The problem » Look through the data below and report how many lines include "document". Only the number should be given.

Data entries:
◇ ◇ ◇ ◇

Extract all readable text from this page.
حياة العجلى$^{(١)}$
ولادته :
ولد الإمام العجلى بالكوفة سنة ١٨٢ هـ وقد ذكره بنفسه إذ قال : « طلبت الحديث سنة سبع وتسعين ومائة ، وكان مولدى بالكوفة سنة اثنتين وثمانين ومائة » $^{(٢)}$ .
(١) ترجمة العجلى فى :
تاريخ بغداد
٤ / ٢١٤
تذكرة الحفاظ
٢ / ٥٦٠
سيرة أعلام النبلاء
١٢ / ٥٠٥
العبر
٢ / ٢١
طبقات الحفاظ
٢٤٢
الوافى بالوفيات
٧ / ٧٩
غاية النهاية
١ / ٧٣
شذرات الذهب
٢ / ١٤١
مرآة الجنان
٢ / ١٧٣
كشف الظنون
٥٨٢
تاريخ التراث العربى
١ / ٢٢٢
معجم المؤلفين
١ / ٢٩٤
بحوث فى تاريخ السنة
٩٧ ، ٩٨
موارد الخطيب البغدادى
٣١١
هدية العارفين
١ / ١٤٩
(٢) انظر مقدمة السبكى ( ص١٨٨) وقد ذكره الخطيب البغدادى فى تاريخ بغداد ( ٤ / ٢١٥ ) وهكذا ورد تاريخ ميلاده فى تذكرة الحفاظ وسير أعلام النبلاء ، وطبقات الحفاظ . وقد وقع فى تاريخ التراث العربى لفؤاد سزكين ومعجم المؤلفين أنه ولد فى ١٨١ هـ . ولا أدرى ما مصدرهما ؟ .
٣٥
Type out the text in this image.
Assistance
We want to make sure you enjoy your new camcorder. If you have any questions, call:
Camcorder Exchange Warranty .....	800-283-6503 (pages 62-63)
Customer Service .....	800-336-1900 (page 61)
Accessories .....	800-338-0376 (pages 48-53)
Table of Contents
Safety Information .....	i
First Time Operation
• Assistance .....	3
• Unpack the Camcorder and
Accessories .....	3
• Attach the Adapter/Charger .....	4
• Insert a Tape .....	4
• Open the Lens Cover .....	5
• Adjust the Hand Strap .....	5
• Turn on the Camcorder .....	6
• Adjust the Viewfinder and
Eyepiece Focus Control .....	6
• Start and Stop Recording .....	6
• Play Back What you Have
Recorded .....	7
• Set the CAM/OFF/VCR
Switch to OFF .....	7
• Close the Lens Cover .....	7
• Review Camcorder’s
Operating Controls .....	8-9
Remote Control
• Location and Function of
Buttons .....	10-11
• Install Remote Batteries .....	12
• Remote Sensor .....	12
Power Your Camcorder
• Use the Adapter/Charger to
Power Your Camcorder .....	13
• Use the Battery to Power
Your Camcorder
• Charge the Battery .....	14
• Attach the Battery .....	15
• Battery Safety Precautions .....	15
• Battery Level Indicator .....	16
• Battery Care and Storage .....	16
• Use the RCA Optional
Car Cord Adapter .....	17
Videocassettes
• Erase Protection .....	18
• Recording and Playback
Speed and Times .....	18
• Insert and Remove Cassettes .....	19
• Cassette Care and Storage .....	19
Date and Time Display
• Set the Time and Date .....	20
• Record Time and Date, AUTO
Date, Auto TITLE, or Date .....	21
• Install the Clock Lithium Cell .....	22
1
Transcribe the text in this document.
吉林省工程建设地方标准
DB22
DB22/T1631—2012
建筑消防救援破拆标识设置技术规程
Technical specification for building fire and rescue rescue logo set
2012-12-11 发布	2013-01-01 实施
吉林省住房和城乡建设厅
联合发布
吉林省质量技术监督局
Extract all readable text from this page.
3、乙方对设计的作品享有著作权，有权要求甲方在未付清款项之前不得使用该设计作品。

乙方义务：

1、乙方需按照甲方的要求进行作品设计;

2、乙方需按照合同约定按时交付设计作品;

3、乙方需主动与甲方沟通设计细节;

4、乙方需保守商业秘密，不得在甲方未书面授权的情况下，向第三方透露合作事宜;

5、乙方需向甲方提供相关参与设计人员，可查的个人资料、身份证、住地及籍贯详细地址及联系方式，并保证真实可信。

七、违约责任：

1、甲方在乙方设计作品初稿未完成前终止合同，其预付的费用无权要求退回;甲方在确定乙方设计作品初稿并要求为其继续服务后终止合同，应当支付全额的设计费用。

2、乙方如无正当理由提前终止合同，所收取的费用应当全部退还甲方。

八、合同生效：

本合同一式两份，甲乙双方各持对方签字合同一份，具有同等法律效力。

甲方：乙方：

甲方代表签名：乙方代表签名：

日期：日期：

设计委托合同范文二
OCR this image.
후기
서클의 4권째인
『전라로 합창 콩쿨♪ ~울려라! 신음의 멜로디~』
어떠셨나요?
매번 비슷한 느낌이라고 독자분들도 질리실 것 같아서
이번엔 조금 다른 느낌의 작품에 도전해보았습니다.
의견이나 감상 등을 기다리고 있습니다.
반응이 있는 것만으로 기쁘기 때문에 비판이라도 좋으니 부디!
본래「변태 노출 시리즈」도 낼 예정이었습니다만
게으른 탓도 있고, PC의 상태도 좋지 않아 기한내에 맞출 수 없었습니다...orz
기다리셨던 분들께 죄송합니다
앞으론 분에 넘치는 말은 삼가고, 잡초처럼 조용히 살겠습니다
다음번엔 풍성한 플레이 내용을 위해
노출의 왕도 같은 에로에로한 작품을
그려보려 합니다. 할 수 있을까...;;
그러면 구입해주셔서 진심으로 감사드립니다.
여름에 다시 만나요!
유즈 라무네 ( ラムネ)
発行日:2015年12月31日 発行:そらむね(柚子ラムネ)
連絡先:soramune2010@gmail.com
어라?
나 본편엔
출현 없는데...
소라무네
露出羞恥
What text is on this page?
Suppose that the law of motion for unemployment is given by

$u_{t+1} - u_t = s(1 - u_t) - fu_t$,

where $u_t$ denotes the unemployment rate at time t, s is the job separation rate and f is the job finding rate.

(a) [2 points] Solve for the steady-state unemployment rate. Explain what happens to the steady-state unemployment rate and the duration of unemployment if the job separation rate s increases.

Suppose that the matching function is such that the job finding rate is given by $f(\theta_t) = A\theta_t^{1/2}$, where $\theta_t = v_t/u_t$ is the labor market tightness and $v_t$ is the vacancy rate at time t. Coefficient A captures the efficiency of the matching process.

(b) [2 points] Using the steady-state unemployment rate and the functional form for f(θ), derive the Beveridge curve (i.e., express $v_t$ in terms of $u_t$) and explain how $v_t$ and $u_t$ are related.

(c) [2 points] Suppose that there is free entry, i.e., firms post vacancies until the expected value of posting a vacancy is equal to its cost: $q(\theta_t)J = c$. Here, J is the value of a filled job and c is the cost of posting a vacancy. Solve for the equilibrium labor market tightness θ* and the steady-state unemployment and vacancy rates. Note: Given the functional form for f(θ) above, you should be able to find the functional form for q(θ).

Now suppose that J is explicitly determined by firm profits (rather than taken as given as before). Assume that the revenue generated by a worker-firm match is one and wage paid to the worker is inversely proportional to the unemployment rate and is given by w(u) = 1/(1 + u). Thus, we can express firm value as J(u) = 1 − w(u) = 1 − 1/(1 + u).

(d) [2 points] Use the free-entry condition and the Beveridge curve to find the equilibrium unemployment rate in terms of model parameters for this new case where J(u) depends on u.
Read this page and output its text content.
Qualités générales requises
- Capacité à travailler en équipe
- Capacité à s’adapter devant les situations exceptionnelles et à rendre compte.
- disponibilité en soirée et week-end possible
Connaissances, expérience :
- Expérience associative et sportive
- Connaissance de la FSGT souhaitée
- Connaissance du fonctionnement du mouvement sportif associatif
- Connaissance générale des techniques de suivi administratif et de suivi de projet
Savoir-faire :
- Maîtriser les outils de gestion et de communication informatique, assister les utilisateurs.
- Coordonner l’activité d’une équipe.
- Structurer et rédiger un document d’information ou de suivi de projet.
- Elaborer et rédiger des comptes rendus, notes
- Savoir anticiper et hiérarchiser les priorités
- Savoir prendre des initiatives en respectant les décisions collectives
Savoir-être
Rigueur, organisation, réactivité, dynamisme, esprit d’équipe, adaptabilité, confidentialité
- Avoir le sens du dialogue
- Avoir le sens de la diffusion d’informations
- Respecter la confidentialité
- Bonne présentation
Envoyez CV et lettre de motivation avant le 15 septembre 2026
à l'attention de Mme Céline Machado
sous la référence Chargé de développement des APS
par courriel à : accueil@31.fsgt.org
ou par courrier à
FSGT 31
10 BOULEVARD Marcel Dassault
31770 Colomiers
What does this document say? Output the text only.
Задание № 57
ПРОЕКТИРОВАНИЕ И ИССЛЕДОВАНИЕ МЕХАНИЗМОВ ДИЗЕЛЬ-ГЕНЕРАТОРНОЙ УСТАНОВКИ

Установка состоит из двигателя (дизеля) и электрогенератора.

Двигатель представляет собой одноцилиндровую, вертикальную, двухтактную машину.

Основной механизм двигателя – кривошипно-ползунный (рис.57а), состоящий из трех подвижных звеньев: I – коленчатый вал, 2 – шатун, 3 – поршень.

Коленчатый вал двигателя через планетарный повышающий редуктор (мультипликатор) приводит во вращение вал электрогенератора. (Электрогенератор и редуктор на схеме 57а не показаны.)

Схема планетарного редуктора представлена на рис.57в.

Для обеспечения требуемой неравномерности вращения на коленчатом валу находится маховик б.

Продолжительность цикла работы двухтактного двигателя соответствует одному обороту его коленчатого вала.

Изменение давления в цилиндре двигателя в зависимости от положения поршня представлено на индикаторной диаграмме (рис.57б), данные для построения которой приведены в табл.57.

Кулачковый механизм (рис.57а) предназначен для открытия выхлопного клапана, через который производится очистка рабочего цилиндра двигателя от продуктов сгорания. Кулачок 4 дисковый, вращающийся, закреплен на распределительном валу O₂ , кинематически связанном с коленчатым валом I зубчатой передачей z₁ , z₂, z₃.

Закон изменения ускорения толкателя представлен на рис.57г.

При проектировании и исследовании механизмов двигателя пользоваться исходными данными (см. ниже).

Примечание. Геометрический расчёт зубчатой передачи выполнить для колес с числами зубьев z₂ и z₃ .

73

◇ ◇ ◇ ◇

Solved exercise » 3